Saved entries.
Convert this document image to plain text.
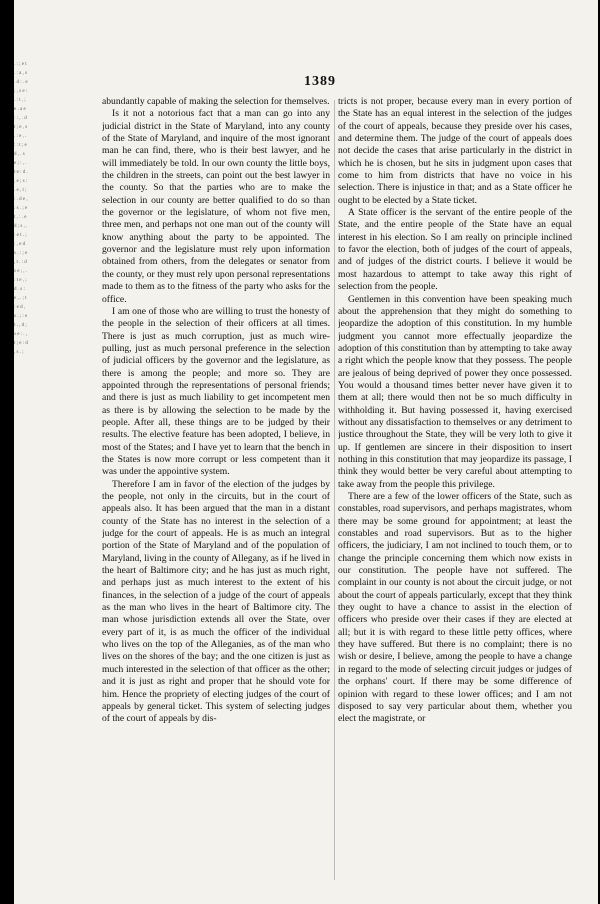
. : ; e t . : a , s . d : . e ; , s e : . : t , ; e . a e : : , . d t ; e , s . : e , . : : t ; e d , . s e ; : , . t e : d . , e ; s : . e , t ; : . d e , : s . ; e t , : . e d ; s , . : e t . ; : , e d s . : ; e , t . : d s e ; , . : t e , ; d . s : e , . ; t : e d , s . ; : e t . , d ; s e : . , t ; e : d , s . ;
1389

abundantly capable of making the selection for themselves.

Is it not a notorious fact that a man can go into any judicial district in the State of Maryland, into any county of the State of Maryland, and inquire of the most ignorant man he can find, there, who is their best lawyer, and he will immediately be told. In our own county the little boys, the children in the streets, can point out the best lawyer in the county. So that the parties who are to make the selection in our county are better qualified to do so than the governor or the legislature, of whom not five men, three men, and perhaps not one man out of the county will know anything about the party to be appointed. The governor and the legislature must rely upon information obtained from others, from the delegates or senator from the county, or they must rely upon personal representations made to them as to the fitness of the party who asks for the office.

I am one of those who are willing to trust the honesty of the people in the selection of their officers at all times. There is just as much corruption, just as much wire-pulling, just as much personal preference in the selection of judicial officers by the governor and the legislature, as there is among the people; and more so. They are appointed through the representations of personal friends; and there is just as much liability to get incompetent men as there is by allowing the selection to be made by the people. After all, these things are to be judged by their results. The elective feature has been adopted, I believe, in most of the States; and I have yet to learn that the bench in the States is now more corrupt or less competent than it was under the appointive system.

Therefore I am in favor of the election of the judges by the people, not only in the circuits, but in the court of appeals also. It has been argued that the man in a distant county of the State has no interest in the selection of a judge for the court of appeals. He is as much an integral portion of the State of Maryland and of the population of Maryland, living in the county of Allegany, as if he lived in the heart of Baltimore city; and he has just as much right, and perhaps just as much interest to the extent of his finances, in the selection of a judge of the court of appeals as the man who lives in the heart of Baltimore city. The man whose jurisdiction extends all over the State, over every part of it, is as much the officer of the individual who lives on the top of the Alleganies, as of the man who lives on the shores of the bay; and the one citizen is just as much interested in the selection of that officer as the other; and it is just as right and proper that he should vote for him. Hence the propriety of electing judges of the court of appeals by general ticket. This system of selecting judges of the court of appeals by dis-

tricts is not proper, because every man in every portion of the State has an equal interest in the selection of the judges of the court of appeals, because they preside over his cases, and determine them. The judge of the court of appeals does not decide the cases that arise particularly in the district in which he is chosen, but he sits in judgment upon cases that come to him from districts that have no voice in his selection. There is injustice in that; and as a State officer he ought to be elected by a State ticket.

A State officer is the servant of the entire people of the State, and the entire people of the State have an equal interest in his election. So I am really on principle inclined to favor the election, both of judges of the court of appeals, and of judges of the district courts. I believe it would be most hazardous to attempt to take away this right of selection from the people.

Gentlemen in this convention have been speaking much about the apprehension that they might do something to jeopardize the adoption of this constitution. In my humble judgment you cannot more effectually jeopardize the adoption of this constitution than by attempting to take away a right which the people know that they possess. The people are jealous of being deprived of power they once possessed. You would a thousand times better never have given it to them at all; there would then not be so much difficulty in withholding it. But having possessed it, having exercised without any dissatisfaction to themselves or any detriment to justice throughout the State, they will be very loth to give it up. If gentlemen are sincere in their disposition to insert nothing in this constitution that may jeopardize its passage, I think they would better be very careful about attempting to take away from the people this privilege.

There are a few of the lower officers of the State, such as constables, road supervisors, and perhaps magistrates, whom there may be some ground for appointment; at least the constables and road supervisors. But as to the higher officers, the judiciary, I am not inclined to touch them, or to change the principle concerning them which now exists in our constitution. The people have not suffered. The complaint in our county is not about the circuit judge, or not about the court of appeals particularly, except that they think they ought to have a chance to assist in the election of officers who preside over their cases if they are elected at all; but it is with regard to these little petty offices, where they have suffered. But there is no complaint; there is no wish or desire, I believe, among the people to have a change in regard to the mode of selecting circuit judges or judges of the orphans' court. If there may be some difference of opinion with regard to these lower offices; and I am not disposed to say very particular about them, whether you elect the magistrate, or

Exercise.
Using the listing, collect all lines in which the string "themselves" is found.

Answer to the problem.
abundantly capable of making the selection for themselves.
Gentlemen in this convention have been speaking much about the apprehension that they might do something to jeopardize the adoption of this constitution. In my humble judgment you cannot more effectually jeopardize the adoption of this constitution than by attempting to take away a right which the people know that they possess. The people are jealous of being deprived of power they once possessed. You would a thousand times better never have given it to them at all; there would then not be so much difficulty in withholding it. But having possessed it, having exercised without any dissatisfaction to themselves or any detriment to justice throughout the State, they will be very loth to give it up. If gentlemen are sincere in their disposition to insert nothing in this constitution that may jeopardize its passage, I think they would better be very careful about attempting to take away from the people this privilege.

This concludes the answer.